Your task: Return the listing below word for word.

Records supplied:
╔══
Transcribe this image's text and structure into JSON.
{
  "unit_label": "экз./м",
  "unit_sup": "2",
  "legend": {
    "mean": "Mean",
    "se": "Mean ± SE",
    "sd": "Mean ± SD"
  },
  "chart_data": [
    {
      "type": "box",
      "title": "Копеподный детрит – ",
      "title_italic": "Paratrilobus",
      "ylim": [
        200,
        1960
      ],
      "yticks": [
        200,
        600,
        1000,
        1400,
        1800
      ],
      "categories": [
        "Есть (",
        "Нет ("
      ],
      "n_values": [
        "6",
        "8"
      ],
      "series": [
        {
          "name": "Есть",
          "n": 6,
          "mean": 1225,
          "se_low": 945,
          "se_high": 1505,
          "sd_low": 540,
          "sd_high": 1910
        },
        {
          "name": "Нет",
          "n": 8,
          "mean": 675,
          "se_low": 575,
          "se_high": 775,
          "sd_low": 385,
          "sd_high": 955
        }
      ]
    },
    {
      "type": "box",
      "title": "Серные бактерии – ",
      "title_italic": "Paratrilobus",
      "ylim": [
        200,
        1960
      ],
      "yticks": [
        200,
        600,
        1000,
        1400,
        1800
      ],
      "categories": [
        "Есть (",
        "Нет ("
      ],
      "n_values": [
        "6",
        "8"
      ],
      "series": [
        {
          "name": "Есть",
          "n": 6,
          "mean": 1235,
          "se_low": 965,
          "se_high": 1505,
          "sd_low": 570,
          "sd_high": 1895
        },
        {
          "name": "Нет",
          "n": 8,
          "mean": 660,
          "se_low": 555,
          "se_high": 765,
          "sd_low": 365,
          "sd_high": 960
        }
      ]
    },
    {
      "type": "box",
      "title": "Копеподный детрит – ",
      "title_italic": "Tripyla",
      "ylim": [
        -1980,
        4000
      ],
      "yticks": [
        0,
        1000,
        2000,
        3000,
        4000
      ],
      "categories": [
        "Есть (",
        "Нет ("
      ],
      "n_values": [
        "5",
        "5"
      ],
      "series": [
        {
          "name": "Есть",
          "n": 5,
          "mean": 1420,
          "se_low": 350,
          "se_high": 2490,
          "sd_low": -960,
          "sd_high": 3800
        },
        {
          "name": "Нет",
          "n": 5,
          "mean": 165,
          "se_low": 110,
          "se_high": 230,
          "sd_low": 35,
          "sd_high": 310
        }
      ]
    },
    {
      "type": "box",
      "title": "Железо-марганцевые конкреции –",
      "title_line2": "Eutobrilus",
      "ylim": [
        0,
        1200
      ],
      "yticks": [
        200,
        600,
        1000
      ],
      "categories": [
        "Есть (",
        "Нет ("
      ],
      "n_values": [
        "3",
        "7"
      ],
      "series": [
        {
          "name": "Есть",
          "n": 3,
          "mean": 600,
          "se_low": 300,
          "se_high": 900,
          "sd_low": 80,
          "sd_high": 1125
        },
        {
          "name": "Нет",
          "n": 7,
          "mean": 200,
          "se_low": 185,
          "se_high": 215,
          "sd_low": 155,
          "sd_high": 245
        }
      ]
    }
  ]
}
╚══
Output for this task:
Transcribe this image's text and structure into JSON.
{
  "unit_label": "экз./м",
  "unit_sup": "2",
  "legend": {
    "mean": "Mean",
    "se": "Mean ± SE",
    "sd": "Mean ± SD"
  },
  "chart_data": [
    {
      "type": "box",
      "title": "Копеподный детрит – ",
      "title_italic": "Paratrilobus",
      "ylim": [
        200,
        1960
      ],
      "yticks": [
        200,
        600,
        1000,
        1400,
        1800
      ],
      "categories": [
        "Есть (",
        "Нет ("
      ],
      "n_values": [
        "6",
        "8"
      ],
      "series": [
        {
          "name": "Есть",
          "n": 6,
          "mean": 1225,
          "se_low": 945,
          "se_high": 1505,
          "sd_low": 540,
          "sd_high": 1910
        },
        {
          "name": "Нет",
          "n": 8,
          "mean": 675,
          "se_low": 575,
          "se_high": 775,
          "sd_low": 385,
          "sd_high": 955
        }
      ]
    },
    {
      "type": "box",
      "title": "Серные бактерии – ",
      "title_italic": "Paratrilobus",
      "ylim": [
        200,
        1960
      ],
      "yticks": [
        200,
        600,
        1000,
        1400,
        1800
      ],
      "categories": [
        "Есть (",
        "Нет ("
      ],
      "n_values": [
        "6",
        "8"
      ],
      "series": [
        {
          "name": "Есть",
          "n": 6,
          "mean": 1235,
          "se_low": 965,
          "se_high": 1505,
          "sd_low": 570,
          "sd_high": 1895
        },
        {
          "name": "Нет",
          "n": 8,
          "mean": 660,
          "se_low": 555,
          "se_high": 765,
          "sd_low": 365,
          "sd_high": 960
        }
      ]
    },
    {
      "type": "box",
      "title": "Копеподный детрит – ",
      "title_italic": "Tripyla",
      "ylim": [
        -1980,
        4000
      ],
      "yticks": [
        0,
        1000,
        2000,
        3000,
        4000
      ],
      "categories": [
        "Есть (",
        "Нет ("
      ],
      "n_values": [
        "5",
        "5"
      ],
      "series": [
        {
          "name": "Есть",
          "n": 5,
          "mean": 1420,
          "se_low": 350,
          "se_high": 2490,
          "sd_low": -960,
          "sd_high": 3800
        },
        {
          "name": "Нет",
          "n": 5,
          "mean": 165,
          "se_low": 110,
          "se_high": 230,
          "sd_low": 35,
          "sd_high": 310
        }
      ]
    },
    {
      "type": "box",
      "title": "Железо-марганцевые конкреции –",
      "title_line2": "Eutobrilus",
      "ylim": [
        0,
        1200
      ],
      "yticks": [
        200,
        600,
        1000
      ],
      "categories": [
        "Есть (",
        "Нет ("
      ],
      "n_values": [
        "3",
        "7"
      ],
      "series": [
        {
          "name": "Есть",
          "n": 3,
          "mean": 600,
          "se_low": 300,
          "se_high": 900,
          "sd_low": 80,
          "sd_high": 1125
        },
        {
          "name": "Нет",
          "n": 7,
          "mean": 200,
          "se_low": 185,
          "se_high": 215,
          "sd_low": 155,
          "sd_high": 245
        }
      ]
    }
  ]
}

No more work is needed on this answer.